§ WORK INSTRUCTIONS
Copy out all lines carrying the word "this".

═══ EXERCISE INPUT ═══

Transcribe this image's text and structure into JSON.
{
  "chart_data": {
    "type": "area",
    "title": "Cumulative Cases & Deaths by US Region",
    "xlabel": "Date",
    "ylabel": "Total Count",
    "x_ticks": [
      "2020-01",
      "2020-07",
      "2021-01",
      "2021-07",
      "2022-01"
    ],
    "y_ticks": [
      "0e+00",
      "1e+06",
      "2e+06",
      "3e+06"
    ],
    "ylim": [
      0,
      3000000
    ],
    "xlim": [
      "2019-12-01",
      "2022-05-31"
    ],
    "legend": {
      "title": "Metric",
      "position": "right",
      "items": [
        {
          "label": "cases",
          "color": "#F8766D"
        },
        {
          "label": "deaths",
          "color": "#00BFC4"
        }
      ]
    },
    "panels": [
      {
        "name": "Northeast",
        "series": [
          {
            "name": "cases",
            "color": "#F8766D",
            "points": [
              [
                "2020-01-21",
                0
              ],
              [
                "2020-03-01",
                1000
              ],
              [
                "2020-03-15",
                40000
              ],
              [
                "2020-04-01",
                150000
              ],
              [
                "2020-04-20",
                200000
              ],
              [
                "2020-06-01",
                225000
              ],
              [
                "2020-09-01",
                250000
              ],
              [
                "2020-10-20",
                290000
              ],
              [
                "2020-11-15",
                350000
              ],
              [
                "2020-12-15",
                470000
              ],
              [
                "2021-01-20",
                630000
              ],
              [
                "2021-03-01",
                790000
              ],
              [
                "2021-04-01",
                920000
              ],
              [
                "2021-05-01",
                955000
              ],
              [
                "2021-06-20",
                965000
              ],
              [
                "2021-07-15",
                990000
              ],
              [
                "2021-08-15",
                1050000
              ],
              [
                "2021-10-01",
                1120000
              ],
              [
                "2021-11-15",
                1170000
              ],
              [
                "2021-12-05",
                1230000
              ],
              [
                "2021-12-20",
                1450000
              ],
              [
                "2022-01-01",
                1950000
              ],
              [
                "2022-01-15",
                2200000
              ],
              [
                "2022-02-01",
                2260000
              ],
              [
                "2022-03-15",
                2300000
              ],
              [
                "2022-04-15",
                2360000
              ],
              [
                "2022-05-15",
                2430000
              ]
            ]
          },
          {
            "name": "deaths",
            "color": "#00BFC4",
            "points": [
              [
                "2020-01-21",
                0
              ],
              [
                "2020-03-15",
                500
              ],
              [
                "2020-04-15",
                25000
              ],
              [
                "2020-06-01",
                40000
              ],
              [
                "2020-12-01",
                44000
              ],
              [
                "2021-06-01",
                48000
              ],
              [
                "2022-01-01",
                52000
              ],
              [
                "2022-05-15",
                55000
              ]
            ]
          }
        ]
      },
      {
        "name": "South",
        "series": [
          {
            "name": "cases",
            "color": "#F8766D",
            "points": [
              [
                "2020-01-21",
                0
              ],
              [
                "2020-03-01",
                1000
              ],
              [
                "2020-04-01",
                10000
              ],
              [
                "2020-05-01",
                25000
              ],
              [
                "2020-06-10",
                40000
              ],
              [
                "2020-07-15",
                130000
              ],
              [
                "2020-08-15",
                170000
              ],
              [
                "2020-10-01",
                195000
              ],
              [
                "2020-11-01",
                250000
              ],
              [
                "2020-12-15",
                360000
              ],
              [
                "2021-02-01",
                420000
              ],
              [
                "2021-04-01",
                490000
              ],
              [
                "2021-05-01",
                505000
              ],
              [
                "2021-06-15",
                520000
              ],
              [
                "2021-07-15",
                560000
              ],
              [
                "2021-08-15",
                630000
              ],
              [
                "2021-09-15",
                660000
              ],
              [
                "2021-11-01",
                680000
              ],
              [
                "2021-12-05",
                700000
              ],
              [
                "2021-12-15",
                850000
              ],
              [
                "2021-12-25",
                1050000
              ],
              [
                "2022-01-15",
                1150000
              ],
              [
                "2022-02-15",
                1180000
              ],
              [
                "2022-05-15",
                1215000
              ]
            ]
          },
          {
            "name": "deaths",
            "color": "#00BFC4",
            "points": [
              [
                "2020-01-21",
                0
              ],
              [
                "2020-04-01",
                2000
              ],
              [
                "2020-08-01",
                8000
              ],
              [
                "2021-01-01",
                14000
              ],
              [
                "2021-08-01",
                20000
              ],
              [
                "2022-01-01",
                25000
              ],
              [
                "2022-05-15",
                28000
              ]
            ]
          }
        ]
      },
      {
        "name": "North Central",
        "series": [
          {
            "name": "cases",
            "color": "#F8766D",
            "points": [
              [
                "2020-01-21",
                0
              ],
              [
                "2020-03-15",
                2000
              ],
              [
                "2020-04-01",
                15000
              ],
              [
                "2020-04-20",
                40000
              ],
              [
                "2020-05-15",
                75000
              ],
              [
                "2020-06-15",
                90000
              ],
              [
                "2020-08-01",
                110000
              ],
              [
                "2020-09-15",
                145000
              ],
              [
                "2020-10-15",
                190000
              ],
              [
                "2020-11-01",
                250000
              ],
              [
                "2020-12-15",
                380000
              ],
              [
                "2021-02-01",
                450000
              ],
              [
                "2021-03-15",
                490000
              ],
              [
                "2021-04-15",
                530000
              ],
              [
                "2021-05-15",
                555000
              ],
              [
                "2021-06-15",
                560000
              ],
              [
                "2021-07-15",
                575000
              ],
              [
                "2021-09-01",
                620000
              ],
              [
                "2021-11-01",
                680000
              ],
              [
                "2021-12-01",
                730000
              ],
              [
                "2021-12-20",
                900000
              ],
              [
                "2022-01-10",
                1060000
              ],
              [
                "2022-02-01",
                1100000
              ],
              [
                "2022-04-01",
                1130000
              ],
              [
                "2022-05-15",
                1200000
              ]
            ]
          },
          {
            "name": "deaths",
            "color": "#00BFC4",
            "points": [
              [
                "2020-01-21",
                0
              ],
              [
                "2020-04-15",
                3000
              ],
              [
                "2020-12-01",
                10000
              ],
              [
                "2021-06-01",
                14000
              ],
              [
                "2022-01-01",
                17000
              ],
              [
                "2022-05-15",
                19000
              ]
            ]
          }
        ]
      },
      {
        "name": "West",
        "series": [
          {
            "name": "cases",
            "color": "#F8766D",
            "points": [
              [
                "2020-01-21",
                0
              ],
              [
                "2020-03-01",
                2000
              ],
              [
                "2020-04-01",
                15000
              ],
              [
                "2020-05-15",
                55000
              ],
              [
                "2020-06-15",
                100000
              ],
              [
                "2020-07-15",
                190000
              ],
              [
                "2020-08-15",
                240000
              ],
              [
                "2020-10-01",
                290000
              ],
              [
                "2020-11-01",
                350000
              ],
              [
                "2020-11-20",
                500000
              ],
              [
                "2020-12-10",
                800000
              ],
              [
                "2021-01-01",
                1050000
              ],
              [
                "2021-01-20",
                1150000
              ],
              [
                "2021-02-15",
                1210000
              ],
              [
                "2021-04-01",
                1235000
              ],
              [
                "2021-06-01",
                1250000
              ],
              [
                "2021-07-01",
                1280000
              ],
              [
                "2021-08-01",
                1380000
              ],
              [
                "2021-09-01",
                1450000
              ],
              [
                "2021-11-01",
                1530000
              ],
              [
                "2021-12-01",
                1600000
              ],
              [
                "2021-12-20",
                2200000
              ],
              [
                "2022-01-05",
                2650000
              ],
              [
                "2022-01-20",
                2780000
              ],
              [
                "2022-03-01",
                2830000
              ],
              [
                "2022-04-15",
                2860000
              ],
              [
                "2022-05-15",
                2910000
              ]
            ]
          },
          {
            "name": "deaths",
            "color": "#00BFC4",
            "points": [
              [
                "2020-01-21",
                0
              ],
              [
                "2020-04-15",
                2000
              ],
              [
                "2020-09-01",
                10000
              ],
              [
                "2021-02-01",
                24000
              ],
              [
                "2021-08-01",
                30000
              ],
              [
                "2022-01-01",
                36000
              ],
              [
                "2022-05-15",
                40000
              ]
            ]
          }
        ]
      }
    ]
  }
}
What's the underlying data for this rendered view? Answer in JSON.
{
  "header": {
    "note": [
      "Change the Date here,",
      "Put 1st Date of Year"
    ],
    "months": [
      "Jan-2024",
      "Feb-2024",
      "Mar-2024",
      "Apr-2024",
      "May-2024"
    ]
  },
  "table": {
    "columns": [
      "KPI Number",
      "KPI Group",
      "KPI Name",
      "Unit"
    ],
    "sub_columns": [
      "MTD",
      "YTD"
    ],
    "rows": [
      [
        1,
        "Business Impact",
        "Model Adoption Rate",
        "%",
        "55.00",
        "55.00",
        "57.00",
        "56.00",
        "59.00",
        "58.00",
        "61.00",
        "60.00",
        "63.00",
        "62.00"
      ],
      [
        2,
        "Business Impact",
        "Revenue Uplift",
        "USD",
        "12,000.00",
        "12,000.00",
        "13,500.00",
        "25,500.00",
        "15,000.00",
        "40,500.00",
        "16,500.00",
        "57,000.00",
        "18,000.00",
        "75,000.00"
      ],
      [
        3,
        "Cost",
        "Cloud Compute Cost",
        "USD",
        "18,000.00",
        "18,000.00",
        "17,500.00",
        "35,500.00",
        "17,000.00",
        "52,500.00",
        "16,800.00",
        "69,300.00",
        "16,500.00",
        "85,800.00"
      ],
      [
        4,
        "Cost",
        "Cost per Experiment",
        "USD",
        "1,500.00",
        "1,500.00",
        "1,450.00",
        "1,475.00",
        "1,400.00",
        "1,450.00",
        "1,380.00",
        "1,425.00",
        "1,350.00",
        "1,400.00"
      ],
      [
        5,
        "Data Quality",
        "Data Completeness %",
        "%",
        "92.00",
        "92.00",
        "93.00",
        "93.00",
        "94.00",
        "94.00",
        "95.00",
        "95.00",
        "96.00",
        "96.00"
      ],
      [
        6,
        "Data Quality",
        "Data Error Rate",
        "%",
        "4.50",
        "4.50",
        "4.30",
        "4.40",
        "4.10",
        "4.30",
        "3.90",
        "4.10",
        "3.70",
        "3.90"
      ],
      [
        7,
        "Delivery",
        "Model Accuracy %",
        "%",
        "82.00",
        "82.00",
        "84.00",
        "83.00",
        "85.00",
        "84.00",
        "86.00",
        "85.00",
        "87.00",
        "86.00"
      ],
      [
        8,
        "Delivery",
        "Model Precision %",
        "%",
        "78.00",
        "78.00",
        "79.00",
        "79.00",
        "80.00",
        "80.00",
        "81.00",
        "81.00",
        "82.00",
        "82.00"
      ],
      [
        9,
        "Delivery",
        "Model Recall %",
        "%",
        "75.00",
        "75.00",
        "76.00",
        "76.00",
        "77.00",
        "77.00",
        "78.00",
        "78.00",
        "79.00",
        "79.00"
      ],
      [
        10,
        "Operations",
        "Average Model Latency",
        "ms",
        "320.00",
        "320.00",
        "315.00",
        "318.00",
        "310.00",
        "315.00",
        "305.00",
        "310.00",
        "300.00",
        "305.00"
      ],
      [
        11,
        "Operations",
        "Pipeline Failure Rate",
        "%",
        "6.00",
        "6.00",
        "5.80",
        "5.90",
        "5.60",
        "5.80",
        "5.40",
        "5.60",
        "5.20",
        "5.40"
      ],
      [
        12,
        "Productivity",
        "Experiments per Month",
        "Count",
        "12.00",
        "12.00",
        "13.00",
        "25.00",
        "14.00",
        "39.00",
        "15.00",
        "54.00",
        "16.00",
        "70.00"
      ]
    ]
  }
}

═══

§ IN RESPONSE
Transcribe this image's text and structure into JSON.
What's the underlying data for this rendered view? Answer in JSON.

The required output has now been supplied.